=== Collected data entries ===

· · · · ·

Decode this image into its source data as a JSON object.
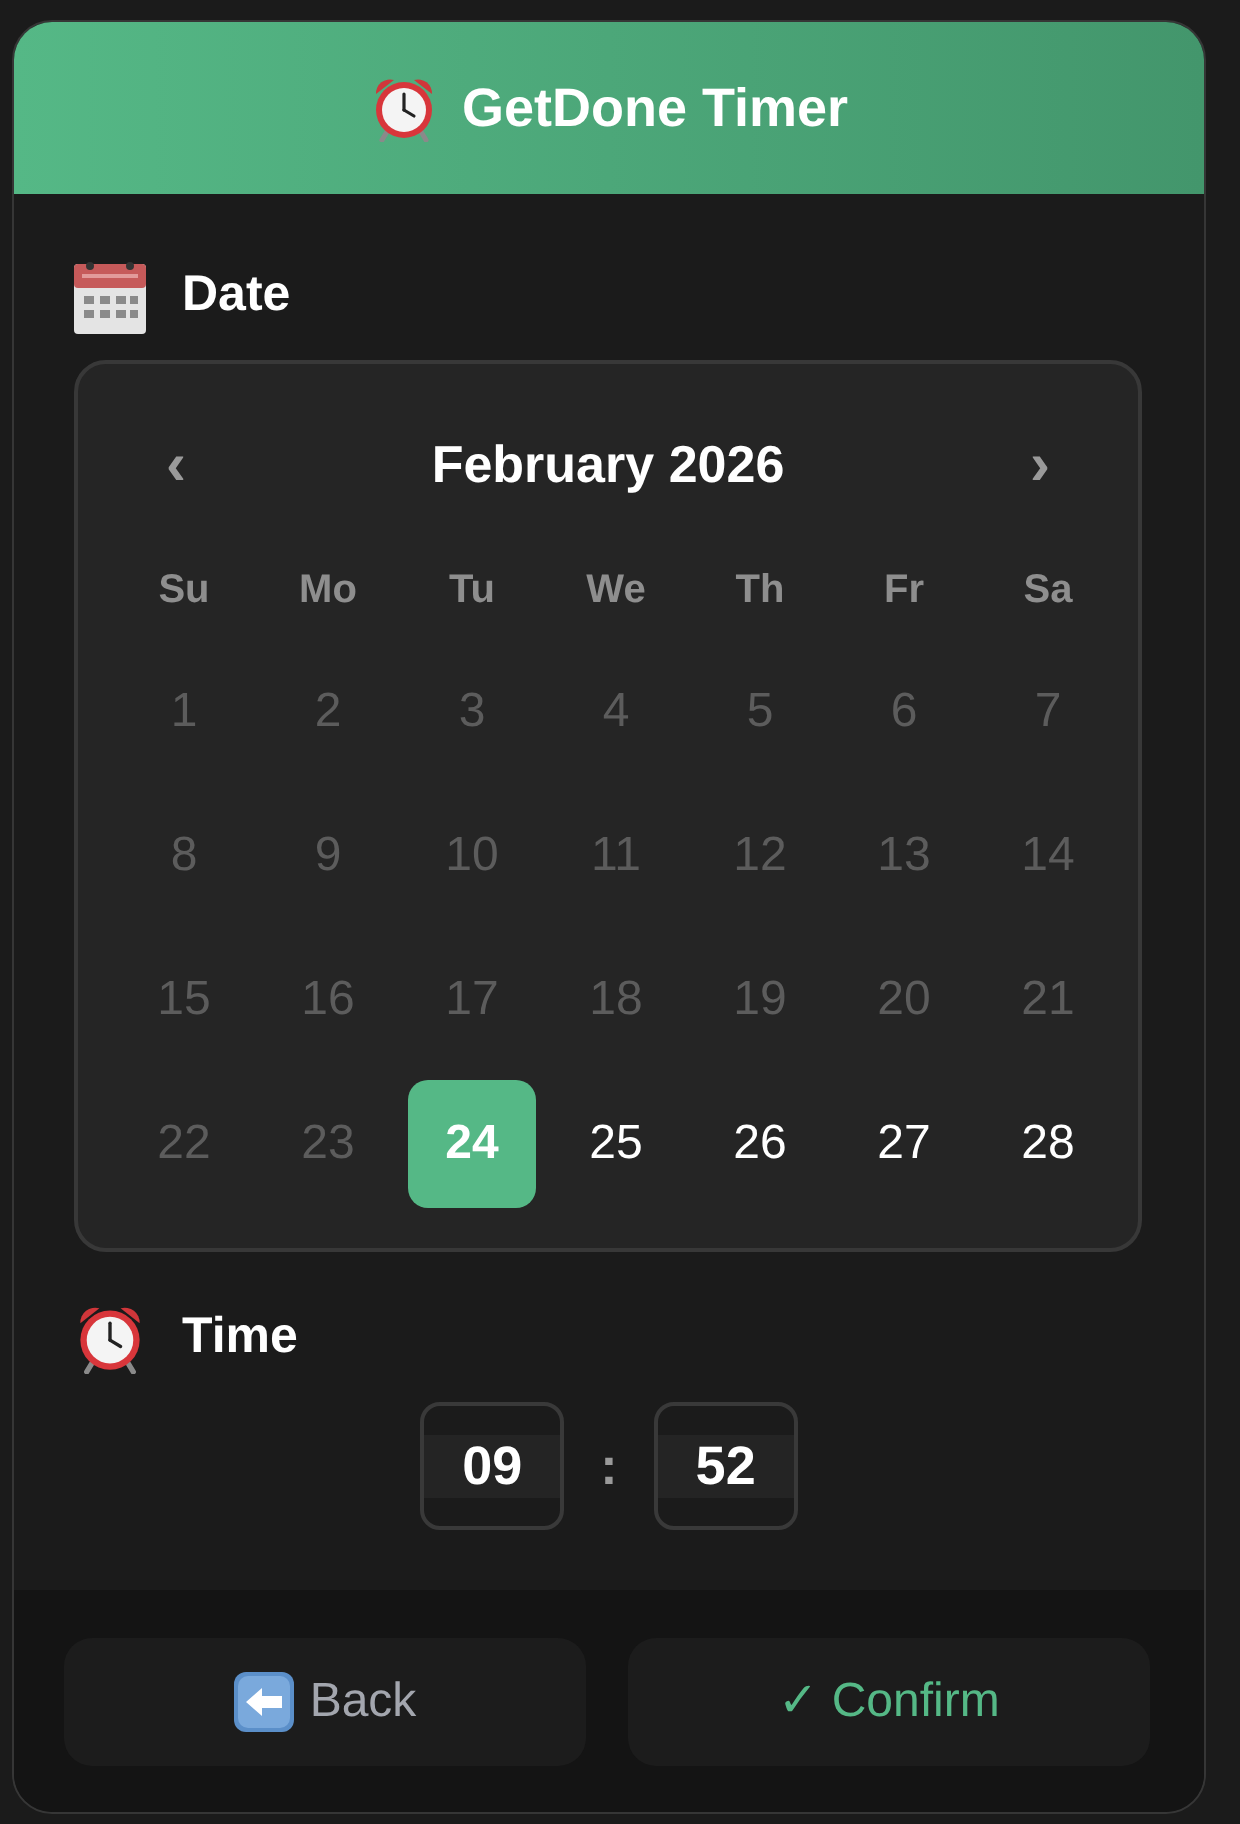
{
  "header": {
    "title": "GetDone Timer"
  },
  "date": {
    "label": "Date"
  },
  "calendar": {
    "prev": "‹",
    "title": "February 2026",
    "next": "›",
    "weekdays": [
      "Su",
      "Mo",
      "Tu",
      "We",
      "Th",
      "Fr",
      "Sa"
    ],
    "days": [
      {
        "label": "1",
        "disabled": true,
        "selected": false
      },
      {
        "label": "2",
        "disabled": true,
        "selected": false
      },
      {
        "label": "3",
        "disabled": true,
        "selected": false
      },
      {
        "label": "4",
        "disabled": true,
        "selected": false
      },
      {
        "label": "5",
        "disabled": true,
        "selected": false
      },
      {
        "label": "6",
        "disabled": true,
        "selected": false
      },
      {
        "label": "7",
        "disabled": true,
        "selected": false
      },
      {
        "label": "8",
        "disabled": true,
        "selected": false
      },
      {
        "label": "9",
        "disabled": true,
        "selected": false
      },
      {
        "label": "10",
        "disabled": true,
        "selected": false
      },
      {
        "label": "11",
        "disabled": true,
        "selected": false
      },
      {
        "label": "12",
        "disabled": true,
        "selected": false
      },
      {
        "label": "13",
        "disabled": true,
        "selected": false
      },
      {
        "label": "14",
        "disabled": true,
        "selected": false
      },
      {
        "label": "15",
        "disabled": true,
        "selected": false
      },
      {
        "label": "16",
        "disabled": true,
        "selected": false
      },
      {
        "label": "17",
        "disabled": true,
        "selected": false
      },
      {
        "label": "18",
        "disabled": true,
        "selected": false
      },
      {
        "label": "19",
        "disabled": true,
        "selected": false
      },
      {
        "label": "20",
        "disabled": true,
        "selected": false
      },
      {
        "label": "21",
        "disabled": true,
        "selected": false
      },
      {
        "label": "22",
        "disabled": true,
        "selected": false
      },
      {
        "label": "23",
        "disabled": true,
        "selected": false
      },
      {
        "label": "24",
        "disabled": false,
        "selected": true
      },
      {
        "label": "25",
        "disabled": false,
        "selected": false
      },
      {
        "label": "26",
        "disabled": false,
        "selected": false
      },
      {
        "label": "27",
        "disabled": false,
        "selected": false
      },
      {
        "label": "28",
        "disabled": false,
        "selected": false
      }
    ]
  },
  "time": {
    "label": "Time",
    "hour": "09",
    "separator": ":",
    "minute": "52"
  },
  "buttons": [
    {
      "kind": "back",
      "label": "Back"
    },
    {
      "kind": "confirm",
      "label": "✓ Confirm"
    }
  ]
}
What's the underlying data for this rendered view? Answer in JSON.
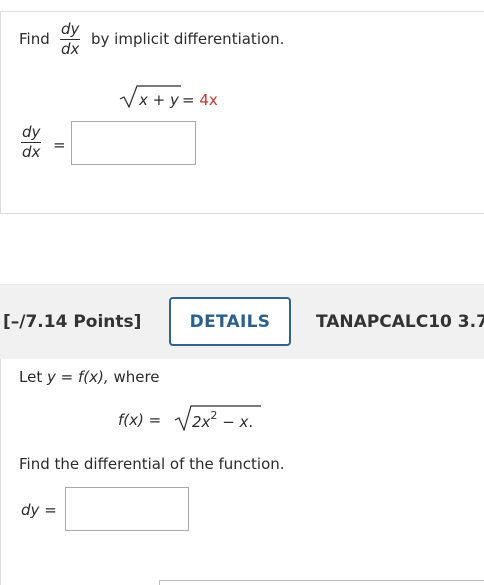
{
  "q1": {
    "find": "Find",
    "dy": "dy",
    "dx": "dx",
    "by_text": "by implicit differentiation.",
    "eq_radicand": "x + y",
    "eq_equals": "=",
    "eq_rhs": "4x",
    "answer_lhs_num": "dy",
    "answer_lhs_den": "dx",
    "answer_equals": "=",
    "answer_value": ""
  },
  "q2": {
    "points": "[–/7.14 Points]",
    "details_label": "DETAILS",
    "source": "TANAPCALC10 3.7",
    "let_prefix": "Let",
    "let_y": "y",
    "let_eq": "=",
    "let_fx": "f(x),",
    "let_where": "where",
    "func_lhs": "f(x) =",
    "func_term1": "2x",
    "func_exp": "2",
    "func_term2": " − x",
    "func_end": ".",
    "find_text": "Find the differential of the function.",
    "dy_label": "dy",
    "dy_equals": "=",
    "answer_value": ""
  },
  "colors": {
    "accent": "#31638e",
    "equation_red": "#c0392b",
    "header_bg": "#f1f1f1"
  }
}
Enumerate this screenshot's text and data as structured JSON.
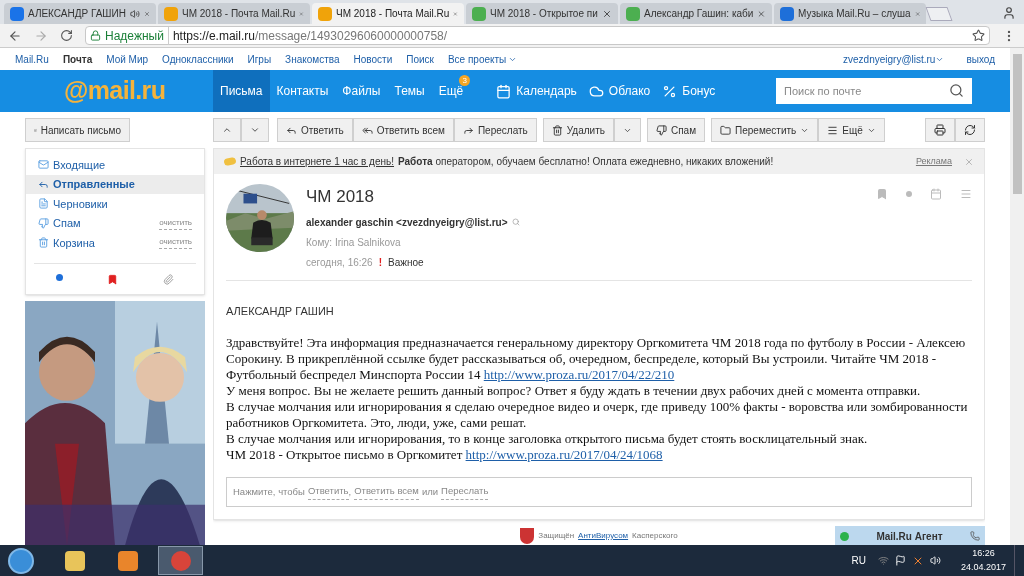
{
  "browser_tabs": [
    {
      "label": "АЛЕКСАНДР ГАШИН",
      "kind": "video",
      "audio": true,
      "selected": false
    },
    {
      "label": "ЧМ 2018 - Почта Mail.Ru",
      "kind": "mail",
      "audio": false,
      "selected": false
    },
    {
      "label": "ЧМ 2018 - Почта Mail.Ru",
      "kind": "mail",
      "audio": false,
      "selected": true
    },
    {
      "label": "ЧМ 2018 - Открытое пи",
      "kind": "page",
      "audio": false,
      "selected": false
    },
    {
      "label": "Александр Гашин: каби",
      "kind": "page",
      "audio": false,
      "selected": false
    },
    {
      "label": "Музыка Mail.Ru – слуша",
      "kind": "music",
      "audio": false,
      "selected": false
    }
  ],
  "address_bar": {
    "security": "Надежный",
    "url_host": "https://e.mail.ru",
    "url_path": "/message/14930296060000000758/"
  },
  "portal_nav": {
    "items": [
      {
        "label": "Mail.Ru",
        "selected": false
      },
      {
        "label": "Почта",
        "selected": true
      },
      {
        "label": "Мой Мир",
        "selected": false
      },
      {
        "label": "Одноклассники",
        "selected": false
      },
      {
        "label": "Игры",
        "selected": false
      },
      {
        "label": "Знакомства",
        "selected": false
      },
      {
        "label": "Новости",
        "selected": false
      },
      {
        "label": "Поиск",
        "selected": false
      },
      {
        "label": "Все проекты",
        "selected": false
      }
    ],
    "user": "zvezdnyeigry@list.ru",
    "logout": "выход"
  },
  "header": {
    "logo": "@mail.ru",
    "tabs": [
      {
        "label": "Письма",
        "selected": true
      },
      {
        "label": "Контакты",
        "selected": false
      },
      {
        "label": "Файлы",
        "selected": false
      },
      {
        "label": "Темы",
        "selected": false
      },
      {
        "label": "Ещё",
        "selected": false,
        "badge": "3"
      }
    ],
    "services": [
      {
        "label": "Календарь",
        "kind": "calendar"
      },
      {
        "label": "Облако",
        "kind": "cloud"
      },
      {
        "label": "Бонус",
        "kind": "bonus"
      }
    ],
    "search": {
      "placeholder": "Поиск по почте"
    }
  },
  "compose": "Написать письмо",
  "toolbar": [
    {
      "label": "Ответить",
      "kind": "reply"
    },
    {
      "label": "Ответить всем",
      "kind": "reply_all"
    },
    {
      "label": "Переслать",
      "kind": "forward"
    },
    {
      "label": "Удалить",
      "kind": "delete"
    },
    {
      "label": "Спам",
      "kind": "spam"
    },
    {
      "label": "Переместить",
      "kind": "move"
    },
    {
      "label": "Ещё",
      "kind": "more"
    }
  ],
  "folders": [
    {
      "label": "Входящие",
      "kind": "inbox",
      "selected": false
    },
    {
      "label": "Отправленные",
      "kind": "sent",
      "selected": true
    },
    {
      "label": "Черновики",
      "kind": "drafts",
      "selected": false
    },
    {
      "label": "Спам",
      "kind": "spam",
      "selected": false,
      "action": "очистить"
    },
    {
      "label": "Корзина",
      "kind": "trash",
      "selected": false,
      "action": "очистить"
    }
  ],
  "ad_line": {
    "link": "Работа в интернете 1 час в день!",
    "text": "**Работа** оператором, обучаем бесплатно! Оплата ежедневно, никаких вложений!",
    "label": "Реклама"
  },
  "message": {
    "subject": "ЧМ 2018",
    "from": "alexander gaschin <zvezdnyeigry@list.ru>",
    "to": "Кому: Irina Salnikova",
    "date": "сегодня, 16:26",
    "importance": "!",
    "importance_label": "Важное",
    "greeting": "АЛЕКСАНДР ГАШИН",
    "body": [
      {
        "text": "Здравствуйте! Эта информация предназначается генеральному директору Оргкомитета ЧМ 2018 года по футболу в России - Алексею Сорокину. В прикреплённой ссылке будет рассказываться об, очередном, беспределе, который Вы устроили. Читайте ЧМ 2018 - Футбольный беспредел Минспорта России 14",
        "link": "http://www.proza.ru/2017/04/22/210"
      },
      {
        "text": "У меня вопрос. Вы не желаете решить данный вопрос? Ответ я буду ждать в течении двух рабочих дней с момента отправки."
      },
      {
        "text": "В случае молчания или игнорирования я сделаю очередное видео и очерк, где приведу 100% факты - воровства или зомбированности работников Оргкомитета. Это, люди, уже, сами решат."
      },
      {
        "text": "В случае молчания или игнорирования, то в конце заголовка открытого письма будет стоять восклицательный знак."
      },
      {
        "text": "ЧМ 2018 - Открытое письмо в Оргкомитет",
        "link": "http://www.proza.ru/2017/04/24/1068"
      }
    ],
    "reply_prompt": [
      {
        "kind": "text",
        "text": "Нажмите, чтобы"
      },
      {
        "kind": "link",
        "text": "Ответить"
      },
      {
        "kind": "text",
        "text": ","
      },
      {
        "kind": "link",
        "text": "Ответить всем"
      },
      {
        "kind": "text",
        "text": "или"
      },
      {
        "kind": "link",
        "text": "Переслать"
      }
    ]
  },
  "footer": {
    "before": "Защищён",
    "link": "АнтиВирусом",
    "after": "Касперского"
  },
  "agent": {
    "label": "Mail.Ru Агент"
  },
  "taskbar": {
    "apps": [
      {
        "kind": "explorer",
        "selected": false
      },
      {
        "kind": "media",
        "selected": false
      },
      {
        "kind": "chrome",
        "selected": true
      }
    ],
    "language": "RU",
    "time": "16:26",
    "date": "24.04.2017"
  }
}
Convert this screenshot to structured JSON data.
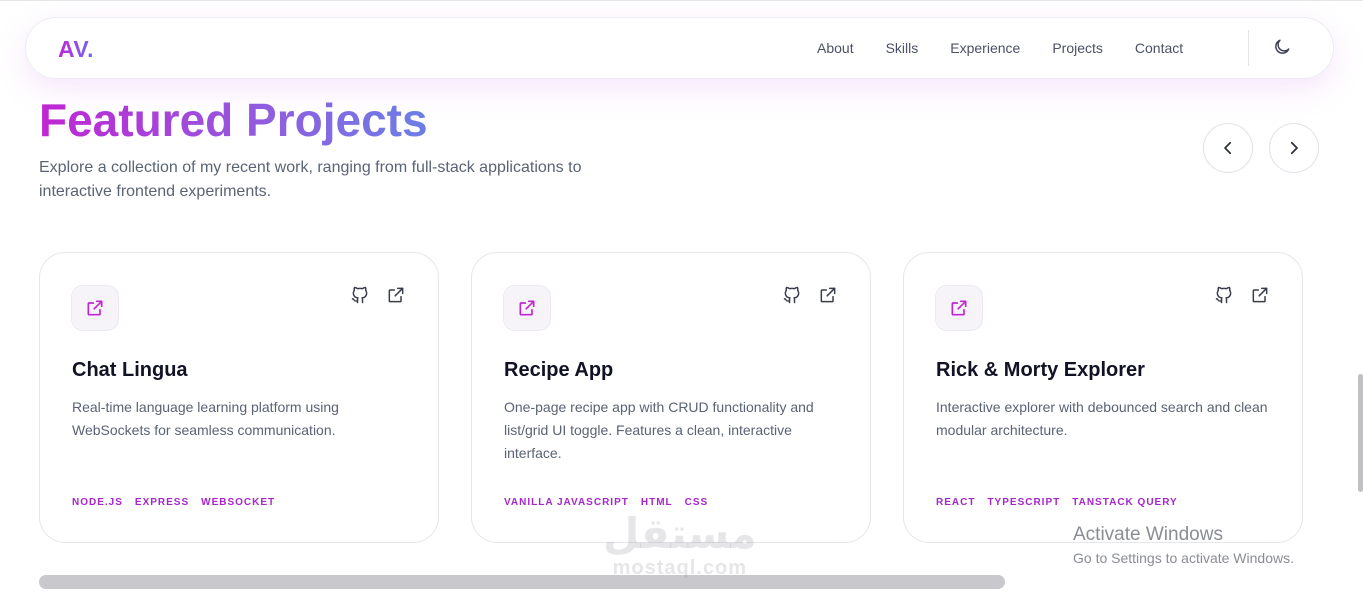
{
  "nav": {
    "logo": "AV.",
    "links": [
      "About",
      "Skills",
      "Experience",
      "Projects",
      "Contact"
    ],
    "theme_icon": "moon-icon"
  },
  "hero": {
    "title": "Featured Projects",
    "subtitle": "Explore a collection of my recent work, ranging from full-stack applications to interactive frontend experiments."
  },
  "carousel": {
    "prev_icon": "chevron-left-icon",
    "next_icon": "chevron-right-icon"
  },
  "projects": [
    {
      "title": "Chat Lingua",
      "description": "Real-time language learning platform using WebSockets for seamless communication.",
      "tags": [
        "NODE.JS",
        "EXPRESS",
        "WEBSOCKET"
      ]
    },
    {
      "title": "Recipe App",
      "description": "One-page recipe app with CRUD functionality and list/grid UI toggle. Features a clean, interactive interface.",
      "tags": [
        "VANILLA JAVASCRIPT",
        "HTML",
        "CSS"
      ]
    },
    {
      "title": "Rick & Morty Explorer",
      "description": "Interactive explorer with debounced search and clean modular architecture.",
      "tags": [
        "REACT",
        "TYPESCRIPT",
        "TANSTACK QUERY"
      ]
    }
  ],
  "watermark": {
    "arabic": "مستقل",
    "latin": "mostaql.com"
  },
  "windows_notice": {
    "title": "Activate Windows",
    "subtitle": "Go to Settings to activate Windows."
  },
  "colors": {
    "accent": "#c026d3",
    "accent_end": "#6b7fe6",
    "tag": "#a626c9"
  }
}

· · · · ·

=== GOAL ===
A line counts if it holds the word "случае". How many lines of the entries count? Give the number only.

=== ANSWER TO THE TASK ===
2